__Material supplied__:

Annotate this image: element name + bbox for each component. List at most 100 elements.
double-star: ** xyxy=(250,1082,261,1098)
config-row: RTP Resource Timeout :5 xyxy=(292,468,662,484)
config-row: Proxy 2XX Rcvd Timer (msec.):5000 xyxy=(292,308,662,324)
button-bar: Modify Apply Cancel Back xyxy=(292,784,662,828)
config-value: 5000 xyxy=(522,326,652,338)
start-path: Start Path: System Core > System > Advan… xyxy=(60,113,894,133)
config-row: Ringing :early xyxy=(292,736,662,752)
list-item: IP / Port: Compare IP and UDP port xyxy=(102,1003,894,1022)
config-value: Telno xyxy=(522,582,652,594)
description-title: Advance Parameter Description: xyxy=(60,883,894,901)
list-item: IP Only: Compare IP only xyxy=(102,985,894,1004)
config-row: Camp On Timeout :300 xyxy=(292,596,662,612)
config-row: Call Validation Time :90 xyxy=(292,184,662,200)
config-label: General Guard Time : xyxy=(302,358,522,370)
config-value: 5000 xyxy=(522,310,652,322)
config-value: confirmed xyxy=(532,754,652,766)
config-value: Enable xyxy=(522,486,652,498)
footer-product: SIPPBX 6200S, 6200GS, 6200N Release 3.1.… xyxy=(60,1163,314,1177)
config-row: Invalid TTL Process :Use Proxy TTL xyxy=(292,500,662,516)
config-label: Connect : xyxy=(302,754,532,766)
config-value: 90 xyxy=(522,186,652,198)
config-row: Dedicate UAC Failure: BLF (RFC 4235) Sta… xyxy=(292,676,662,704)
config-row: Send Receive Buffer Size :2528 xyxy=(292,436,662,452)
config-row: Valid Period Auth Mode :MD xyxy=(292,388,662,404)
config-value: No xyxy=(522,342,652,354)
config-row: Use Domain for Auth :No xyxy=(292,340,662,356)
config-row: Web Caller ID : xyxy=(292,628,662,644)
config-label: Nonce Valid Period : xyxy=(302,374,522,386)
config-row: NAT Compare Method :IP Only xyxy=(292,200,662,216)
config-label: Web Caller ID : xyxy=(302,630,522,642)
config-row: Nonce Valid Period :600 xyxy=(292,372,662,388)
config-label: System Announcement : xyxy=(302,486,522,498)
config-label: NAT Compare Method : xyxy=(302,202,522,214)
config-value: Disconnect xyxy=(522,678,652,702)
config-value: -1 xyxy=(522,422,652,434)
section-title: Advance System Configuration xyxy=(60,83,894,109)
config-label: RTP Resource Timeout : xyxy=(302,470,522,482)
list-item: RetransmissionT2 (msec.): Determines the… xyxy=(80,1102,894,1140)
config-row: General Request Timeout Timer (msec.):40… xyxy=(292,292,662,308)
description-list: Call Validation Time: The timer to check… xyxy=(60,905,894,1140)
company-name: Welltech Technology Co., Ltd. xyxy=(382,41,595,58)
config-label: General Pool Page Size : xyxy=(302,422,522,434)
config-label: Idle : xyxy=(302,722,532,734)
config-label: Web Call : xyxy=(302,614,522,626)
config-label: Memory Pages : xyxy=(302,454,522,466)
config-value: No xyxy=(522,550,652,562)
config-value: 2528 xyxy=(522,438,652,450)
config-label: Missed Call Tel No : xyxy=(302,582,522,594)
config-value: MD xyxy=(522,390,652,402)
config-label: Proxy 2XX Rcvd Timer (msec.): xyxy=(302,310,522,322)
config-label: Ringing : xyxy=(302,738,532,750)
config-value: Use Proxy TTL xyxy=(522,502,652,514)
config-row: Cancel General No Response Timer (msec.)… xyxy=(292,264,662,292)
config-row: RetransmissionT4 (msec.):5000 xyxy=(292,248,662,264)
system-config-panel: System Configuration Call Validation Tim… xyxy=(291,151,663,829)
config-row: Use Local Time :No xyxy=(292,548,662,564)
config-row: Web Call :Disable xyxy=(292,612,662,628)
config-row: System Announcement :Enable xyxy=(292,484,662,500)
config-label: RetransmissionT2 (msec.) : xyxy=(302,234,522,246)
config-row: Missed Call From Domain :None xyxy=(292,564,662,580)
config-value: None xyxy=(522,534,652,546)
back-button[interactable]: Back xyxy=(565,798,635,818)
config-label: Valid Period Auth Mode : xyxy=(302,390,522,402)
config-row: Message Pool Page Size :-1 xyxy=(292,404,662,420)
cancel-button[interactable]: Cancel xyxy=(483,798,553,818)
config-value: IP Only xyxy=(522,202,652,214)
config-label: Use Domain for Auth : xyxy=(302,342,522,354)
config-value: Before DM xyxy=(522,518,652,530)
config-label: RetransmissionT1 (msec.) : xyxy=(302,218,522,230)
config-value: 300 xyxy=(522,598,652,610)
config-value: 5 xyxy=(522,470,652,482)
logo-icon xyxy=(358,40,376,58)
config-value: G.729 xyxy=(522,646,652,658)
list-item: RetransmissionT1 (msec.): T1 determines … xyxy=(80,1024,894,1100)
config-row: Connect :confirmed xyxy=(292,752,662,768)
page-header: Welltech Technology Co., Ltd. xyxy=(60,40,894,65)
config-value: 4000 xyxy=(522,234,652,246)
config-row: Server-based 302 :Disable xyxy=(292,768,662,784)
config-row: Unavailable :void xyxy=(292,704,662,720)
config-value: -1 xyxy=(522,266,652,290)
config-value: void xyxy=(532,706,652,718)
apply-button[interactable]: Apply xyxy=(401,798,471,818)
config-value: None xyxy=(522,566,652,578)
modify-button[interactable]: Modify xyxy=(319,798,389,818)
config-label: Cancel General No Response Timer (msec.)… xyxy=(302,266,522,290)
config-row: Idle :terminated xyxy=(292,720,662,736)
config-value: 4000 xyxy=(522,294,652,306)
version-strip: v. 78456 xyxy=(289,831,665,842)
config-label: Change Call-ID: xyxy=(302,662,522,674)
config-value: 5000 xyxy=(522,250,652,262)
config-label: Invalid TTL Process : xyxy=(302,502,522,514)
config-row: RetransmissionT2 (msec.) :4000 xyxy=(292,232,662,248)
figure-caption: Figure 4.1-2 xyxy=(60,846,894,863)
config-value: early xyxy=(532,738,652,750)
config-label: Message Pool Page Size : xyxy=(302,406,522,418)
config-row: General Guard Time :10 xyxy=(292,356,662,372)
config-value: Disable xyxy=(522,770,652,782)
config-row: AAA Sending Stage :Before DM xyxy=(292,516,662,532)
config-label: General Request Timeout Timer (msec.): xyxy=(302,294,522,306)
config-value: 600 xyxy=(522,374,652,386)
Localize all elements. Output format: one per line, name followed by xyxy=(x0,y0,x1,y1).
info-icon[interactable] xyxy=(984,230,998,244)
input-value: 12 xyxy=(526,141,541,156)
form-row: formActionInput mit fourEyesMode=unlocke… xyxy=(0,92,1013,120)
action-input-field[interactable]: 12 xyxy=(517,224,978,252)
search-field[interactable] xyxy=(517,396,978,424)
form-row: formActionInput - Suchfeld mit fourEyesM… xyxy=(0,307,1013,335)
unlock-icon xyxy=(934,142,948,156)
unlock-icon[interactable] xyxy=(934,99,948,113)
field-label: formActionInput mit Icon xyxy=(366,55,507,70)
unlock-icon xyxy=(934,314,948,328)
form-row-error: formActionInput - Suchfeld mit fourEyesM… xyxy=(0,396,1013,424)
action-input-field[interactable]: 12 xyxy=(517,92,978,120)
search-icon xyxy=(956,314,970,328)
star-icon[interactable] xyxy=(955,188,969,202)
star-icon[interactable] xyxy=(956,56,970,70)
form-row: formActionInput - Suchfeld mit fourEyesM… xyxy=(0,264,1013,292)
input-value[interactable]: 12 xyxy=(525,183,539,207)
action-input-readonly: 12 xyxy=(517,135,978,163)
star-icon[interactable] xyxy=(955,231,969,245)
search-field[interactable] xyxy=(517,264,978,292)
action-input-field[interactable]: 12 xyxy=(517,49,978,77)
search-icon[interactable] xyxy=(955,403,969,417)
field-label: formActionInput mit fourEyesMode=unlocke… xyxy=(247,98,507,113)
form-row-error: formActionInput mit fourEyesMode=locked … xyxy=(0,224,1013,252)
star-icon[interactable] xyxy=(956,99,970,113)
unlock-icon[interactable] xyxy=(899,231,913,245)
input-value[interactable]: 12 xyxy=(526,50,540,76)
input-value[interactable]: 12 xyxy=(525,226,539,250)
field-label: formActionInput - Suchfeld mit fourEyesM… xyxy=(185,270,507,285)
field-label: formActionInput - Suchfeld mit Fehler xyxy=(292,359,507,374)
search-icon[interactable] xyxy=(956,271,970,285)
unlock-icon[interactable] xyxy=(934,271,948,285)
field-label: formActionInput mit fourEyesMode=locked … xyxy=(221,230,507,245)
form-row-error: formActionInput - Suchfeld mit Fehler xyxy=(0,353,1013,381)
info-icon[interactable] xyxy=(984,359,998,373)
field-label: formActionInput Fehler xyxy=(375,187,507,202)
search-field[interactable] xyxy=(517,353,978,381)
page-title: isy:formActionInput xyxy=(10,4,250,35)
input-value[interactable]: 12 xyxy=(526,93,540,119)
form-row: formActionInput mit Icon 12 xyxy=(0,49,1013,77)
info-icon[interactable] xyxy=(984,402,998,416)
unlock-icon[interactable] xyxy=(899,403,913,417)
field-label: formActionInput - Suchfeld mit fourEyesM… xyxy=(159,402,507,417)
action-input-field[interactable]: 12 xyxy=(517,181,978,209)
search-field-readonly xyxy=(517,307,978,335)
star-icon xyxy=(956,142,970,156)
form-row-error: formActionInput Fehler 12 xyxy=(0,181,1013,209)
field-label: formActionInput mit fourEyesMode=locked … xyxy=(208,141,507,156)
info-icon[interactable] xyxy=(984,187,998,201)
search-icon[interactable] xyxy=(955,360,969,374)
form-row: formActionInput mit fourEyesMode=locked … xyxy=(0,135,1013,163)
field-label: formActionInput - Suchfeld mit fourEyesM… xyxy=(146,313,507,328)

__Task prompt__:
Copy out the lines again without any change, from the first line through the line that contains "list-item: IP /".

__Answer below__:
Annotate this image: element name + bbox for each component. List at most 100 elements.
double-star: ** xyxy=(250,1082,261,1098)
config-row: RTP Resource Timeout :5 xyxy=(292,468,662,484)
config-row: Proxy 2XX Rcvd Timer (msec.):5000 xyxy=(292,308,662,324)
button-bar: Modify Apply Cancel Back xyxy=(292,784,662,828)
config-value: 5000 xyxy=(522,326,652,338)
start-path: Start Path: System Core > System > Advan… xyxy=(60,113,894,133)
config-row: Ringing :early xyxy=(292,736,662,752)
list-item: IP / Port: Compare IP and UDP port xyxy=(102,1003,894,1022)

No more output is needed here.